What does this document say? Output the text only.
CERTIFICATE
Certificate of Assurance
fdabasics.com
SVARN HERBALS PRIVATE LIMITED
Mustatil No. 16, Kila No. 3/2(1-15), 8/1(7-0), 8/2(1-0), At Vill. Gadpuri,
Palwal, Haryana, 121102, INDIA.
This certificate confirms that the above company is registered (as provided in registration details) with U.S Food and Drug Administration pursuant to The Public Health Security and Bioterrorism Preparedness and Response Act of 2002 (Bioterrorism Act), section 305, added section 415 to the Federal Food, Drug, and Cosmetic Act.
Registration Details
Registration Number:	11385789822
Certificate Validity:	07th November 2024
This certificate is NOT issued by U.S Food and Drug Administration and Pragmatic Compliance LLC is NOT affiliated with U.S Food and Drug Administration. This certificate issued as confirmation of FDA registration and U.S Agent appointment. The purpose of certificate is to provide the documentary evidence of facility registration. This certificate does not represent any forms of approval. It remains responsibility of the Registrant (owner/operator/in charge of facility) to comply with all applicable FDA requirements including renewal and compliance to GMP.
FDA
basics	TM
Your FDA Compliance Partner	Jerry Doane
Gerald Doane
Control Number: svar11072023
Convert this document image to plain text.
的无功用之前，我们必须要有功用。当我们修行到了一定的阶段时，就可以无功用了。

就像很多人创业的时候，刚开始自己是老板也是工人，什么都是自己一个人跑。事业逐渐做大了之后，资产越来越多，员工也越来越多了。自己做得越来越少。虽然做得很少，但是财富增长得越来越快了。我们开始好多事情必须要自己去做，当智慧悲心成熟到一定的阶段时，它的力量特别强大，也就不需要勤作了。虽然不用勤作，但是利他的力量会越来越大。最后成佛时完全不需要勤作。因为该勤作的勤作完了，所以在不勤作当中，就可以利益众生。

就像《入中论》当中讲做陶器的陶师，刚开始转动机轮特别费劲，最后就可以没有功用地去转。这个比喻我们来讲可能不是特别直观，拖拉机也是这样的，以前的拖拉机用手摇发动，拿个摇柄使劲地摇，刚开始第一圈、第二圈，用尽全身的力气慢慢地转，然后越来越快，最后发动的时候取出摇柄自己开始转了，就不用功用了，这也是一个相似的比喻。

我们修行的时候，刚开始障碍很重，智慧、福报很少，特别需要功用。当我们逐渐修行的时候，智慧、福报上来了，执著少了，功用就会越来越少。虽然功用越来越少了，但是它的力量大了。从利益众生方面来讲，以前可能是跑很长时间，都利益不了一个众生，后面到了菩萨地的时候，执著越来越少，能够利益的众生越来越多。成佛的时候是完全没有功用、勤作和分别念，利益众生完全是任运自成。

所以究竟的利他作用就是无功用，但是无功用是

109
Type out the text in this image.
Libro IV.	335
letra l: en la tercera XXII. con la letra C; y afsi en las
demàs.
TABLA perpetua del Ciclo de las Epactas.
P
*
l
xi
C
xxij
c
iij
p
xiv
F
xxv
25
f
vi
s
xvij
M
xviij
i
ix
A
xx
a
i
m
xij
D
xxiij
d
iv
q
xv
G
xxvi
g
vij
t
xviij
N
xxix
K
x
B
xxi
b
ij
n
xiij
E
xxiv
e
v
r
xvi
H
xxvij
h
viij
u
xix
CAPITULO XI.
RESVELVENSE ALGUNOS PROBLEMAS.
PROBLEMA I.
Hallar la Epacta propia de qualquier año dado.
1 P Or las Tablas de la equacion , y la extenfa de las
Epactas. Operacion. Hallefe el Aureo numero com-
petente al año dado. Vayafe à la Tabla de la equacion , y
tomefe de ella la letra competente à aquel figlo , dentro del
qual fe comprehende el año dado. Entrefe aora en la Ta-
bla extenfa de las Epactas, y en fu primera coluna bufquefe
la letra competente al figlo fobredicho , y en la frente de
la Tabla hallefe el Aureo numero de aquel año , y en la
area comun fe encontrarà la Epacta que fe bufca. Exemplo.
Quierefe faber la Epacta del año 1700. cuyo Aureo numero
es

* * * * *

● Task goal:
Identify the lines of the data that contain the word "dado". Copy each of them.

● Final result:
Hallar la Epacta propia de qualquier año dado.
petente al año dado. Vayafe à la Tabla de la equacion , y
qual fe comprehende el año dado. Entrefe aora en la Ta-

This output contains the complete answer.